▸ Task instructions
Repeat word for word the line with "OCR this image." and every line after it until the records below run out.

▸ Supplied data
## begin

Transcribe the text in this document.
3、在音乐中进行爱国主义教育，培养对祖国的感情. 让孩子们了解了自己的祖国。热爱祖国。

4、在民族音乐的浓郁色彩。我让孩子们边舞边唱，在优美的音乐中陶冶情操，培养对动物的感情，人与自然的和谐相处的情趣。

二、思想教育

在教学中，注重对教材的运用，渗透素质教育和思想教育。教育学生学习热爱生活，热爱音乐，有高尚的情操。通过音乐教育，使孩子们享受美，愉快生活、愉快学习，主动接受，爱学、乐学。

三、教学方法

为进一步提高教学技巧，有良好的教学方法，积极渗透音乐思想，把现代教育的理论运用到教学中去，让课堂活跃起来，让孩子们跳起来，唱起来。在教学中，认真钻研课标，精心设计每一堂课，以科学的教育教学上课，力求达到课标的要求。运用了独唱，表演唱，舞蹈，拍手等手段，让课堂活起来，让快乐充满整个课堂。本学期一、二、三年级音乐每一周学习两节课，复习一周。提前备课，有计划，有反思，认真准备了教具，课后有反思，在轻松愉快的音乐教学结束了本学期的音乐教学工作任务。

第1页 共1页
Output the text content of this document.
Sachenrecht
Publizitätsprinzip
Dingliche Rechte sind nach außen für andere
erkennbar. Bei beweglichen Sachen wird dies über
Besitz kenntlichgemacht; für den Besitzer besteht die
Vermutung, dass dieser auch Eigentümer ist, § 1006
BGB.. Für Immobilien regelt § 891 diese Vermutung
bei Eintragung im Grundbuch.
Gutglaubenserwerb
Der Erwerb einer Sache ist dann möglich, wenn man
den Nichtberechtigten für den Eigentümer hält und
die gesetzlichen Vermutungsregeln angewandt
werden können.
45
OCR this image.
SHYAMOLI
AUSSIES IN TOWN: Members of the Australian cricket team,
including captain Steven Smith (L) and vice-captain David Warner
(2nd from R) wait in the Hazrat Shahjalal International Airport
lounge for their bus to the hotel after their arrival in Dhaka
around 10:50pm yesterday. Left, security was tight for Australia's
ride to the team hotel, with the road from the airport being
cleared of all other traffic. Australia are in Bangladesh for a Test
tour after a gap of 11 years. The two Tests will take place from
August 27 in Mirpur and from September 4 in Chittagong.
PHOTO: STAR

## end

▸ Reply to the task
OCR this image.
SHYAMOLI
AUSSIES IN TOWN: Members of the Australian cricket team,
including captain Steven Smith (L) and vice-captain David Warner
(2nd from R) wait in the Hazrat Shahjalal International Airport
lounge for their bus to the hotel after their arrival in Dhaka
around 10:50pm yesterday. Left, security was tight for Australia's
ride to the team hotel, with the road from the airport being
cleared of all other traffic. Australia are in Bangladesh for a Test
tour after a gap of 11 years. The two Tests will take place from
August 27 in Mirpur and from September 4 in Chittagong.
PHOTO: STAR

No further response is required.